## START Data provided

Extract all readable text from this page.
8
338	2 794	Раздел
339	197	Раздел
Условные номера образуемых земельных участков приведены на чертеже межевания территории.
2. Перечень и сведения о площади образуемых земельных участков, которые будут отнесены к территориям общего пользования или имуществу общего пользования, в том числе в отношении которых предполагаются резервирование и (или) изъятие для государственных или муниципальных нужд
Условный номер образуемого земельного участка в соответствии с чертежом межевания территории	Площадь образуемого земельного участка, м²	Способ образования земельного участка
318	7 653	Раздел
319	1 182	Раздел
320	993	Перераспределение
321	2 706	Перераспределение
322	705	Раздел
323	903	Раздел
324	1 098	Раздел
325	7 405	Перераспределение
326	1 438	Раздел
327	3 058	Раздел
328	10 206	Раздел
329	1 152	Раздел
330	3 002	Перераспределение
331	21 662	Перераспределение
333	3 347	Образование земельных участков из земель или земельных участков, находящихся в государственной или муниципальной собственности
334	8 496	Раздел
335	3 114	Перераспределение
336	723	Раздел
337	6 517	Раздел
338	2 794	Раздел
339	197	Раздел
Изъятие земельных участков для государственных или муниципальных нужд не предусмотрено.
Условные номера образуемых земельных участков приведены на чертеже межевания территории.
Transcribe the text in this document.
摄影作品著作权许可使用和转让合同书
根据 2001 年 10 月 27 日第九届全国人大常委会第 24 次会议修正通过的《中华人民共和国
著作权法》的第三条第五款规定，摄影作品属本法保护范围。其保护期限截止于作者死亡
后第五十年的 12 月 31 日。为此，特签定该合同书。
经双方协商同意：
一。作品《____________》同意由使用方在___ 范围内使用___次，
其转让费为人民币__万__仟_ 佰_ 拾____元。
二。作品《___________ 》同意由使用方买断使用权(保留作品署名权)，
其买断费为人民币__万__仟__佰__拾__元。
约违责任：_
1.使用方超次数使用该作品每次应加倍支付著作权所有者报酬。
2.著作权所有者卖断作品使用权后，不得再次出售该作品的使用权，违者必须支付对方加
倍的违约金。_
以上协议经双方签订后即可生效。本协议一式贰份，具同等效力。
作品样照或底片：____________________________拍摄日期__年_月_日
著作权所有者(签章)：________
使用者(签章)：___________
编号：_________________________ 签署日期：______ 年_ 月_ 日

## END Data provided

▸ **What is asked**: The records above must be repeated exactly, every one of them.

▸ **Solution**:
Extract all readable text from this page.
8
338	2 794	Раздел
339	197	Раздел
Условные номера образуемых земельных участков приведены на чертеже межевания территории.
2. Перечень и сведения о площади образуемых земельных участков, которые будут отнесены к территориям общего пользования или имуществу общего пользования, в том числе в отношении которых предполагаются резервирование и (или) изъятие для государственных или муниципальных нужд
Условный номер образуемого земельного участка в соответствии с чертежом межевания территории	Площадь образуемого земельного участка, м²	Способ образования земельного участка
318	7 653	Раздел
319	1 182	Раздел
320	993	Перераспределение
321	2 706	Перераспределение
322	705	Раздел
323	903	Раздел
324	1 098	Раздел
325	7 405	Перераспределение
326	1 438	Раздел
327	3 058	Раздел
328	10 206	Раздел
329	1 152	Раздел
330	3 002	Перераспределение
331	21 662	Перераспределение
333	3 347	Образование земельных участков из земель или земельных участков, находящихся в государственной или муниципальной собственности
334	8 496	Раздел
335	3 114	Перераспределение
336	723	Раздел
337	6 517	Раздел
338	2 794	Раздел
339	197	Раздел
Изъятие земельных участков для государственных или муниципальных нужд не предусмотрено.
Условные номера образуемых земельных участков приведены на чертеже межевания территории.
Transcribe the text in this document.
摄影作品著作权许可使用和转让合同书
根据 2001 年 10 月 27 日第九届全国人大常委会第 24 次会议修正通过的《中华人民共和国
著作权法》的第三条第五款规定，摄影作品属本法保护范围。其保护期限截止于作者死亡
后第五十年的 12 月 31 日。为此，特签定该合同书。
经双方协商同意：
一。作品《____________》同意由使用方在___ 范围内使用___次，
其转让费为人民币__万__仟_ 佰_ 拾____元。
二。作品《___________ 》同意由使用方买断使用权(保留作品署名权)，
其买断费为人民币__万__仟__佰__拾__元。
约违责任：_
1.使用方超次数使用该作品每次应加倍支付著作权所有者报酬。
2.著作权所有者卖断作品使用权后，不得再次出售该作品的使用权，违者必须支付对方加
倍的违约金。_
以上协议经双方签订后即可生效。本协议一式贰份，具同等效力。
作品样照或底片：____________________________拍摄日期__年_月_日
著作权所有者(签章)：________
使用者(签章)：___________
编号：_________________________ 签署日期：______ 年_ 月_ 日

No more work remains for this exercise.